Problem statement →
Find each line with "ordningsföljd" and copy it.
● ● ● ● ● ● ●
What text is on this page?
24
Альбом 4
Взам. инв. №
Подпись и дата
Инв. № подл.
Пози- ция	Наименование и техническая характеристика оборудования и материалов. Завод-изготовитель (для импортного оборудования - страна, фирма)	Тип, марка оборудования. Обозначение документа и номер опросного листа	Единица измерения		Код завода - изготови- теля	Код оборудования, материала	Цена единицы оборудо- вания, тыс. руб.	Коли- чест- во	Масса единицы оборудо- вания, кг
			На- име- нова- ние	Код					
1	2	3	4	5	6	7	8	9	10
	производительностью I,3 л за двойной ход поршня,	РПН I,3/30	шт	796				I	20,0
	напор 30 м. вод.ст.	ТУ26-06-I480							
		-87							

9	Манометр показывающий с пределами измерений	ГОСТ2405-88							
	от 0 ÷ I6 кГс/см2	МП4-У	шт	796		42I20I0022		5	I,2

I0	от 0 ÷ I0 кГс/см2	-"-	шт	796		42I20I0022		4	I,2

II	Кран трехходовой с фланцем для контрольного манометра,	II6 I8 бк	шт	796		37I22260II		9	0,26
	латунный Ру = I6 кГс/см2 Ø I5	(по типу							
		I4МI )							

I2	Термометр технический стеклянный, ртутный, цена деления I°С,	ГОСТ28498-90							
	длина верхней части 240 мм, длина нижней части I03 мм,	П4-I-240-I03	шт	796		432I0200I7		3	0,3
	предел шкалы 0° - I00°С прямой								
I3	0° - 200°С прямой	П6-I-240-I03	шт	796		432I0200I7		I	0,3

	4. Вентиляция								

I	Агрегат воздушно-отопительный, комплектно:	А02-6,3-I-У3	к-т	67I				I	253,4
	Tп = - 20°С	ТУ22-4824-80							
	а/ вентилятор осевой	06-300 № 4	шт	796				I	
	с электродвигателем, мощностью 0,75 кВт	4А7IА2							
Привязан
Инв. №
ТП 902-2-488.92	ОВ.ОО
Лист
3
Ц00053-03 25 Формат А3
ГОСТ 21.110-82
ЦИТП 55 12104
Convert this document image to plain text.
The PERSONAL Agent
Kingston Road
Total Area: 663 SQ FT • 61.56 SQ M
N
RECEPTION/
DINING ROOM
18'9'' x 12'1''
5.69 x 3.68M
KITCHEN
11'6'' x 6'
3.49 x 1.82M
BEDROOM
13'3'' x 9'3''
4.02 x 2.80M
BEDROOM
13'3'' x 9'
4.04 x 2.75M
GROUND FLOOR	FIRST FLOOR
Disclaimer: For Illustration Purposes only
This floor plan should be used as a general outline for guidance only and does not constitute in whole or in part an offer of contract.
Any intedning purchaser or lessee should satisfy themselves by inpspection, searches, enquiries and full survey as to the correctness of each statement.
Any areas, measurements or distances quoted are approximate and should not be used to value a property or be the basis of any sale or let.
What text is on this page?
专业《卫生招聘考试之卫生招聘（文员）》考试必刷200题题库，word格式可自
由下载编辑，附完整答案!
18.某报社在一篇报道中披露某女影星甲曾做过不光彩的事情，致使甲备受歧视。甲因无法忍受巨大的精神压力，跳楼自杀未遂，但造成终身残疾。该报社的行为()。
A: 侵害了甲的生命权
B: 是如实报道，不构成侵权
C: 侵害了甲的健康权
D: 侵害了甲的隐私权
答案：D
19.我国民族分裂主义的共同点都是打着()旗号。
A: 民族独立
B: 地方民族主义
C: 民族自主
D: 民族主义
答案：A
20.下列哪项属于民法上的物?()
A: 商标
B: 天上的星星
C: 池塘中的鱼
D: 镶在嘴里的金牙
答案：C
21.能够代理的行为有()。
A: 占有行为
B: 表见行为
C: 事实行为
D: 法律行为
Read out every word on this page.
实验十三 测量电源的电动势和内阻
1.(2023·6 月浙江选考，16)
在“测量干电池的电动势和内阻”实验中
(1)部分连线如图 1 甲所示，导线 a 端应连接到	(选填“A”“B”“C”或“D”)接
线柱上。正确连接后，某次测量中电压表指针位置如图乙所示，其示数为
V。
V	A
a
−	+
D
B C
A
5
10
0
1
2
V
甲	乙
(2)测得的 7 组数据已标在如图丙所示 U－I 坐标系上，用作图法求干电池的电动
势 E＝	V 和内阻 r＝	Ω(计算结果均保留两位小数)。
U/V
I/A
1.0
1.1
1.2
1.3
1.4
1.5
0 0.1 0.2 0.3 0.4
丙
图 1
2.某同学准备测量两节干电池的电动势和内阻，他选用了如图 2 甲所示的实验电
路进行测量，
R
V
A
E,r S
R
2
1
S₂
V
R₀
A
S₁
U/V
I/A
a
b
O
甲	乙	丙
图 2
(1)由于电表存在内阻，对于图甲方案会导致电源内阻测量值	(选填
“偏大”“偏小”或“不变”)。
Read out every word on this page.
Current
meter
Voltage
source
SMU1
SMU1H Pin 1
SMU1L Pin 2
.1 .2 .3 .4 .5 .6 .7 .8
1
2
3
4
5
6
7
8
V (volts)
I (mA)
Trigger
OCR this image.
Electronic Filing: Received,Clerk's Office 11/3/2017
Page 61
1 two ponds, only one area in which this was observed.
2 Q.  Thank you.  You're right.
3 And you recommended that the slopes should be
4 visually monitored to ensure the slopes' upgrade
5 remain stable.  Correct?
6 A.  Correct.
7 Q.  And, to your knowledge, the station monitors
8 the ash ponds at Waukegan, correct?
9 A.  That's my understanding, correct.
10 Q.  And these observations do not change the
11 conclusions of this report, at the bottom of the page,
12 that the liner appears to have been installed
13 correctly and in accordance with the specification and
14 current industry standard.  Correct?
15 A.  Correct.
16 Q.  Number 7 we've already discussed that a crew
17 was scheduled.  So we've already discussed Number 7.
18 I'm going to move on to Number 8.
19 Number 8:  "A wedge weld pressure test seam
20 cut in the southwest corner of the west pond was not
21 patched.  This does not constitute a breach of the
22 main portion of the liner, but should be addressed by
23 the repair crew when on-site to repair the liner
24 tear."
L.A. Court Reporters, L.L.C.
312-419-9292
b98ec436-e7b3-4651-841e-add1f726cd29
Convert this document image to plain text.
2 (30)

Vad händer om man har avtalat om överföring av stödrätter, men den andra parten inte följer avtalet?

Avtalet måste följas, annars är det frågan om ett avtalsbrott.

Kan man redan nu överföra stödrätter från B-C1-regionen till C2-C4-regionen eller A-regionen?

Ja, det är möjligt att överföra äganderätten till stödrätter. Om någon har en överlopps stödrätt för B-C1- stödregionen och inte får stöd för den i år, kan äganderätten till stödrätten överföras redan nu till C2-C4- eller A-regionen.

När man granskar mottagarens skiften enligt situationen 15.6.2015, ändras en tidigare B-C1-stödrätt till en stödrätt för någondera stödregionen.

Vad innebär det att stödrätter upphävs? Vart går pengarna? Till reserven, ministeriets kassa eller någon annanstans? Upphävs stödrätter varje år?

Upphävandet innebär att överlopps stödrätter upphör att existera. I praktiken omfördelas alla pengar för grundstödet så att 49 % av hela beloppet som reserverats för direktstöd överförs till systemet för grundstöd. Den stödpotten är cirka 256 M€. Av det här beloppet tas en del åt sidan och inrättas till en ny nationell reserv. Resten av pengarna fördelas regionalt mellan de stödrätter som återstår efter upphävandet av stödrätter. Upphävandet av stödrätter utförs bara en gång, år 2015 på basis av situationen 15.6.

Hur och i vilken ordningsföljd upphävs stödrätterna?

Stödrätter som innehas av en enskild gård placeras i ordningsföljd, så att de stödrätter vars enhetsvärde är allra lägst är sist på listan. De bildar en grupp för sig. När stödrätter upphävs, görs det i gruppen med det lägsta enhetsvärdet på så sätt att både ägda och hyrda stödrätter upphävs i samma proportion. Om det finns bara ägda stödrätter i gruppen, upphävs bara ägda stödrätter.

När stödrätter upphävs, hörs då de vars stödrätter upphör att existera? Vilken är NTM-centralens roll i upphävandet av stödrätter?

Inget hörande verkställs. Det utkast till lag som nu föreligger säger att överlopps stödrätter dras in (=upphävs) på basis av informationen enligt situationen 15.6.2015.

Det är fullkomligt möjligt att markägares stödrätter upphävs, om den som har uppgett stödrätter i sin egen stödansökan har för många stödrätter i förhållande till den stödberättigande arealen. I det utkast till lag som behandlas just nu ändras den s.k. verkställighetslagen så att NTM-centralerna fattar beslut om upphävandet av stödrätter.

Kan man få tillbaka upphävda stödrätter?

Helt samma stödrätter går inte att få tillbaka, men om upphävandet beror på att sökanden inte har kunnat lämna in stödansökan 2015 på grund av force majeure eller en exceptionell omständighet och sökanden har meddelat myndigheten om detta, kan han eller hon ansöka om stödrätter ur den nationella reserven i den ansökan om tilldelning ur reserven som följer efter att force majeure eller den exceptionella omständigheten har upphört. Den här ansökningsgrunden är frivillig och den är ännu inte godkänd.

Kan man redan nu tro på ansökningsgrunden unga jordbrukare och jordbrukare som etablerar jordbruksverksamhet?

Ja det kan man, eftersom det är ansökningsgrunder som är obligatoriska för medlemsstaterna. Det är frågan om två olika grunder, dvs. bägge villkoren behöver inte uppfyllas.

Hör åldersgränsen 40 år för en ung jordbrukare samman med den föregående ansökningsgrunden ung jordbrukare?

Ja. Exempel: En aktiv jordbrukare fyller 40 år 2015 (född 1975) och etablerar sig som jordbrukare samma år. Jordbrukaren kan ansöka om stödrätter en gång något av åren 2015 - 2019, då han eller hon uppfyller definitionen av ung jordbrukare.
● ● ● ● ● ● ●
Answer in full →
Hur och i vilken ordningsföljd upphävs stödrätterna?
Stödrätter som innehas av en enskild gård placeras i ordningsföljd, så att de stödrätter vars enhetsvärde är allra lägst är sist på listan. De bildar en grupp för sig. När stödrätter upphävs, görs det i gruppen med det lägsta enhetsvärdet på så sätt att både ägda och hyrda stödrätter upphävs i samma proportion. Om det finns bara ägda stödrätter i gruppen, upphävs bara ägda stödrätter.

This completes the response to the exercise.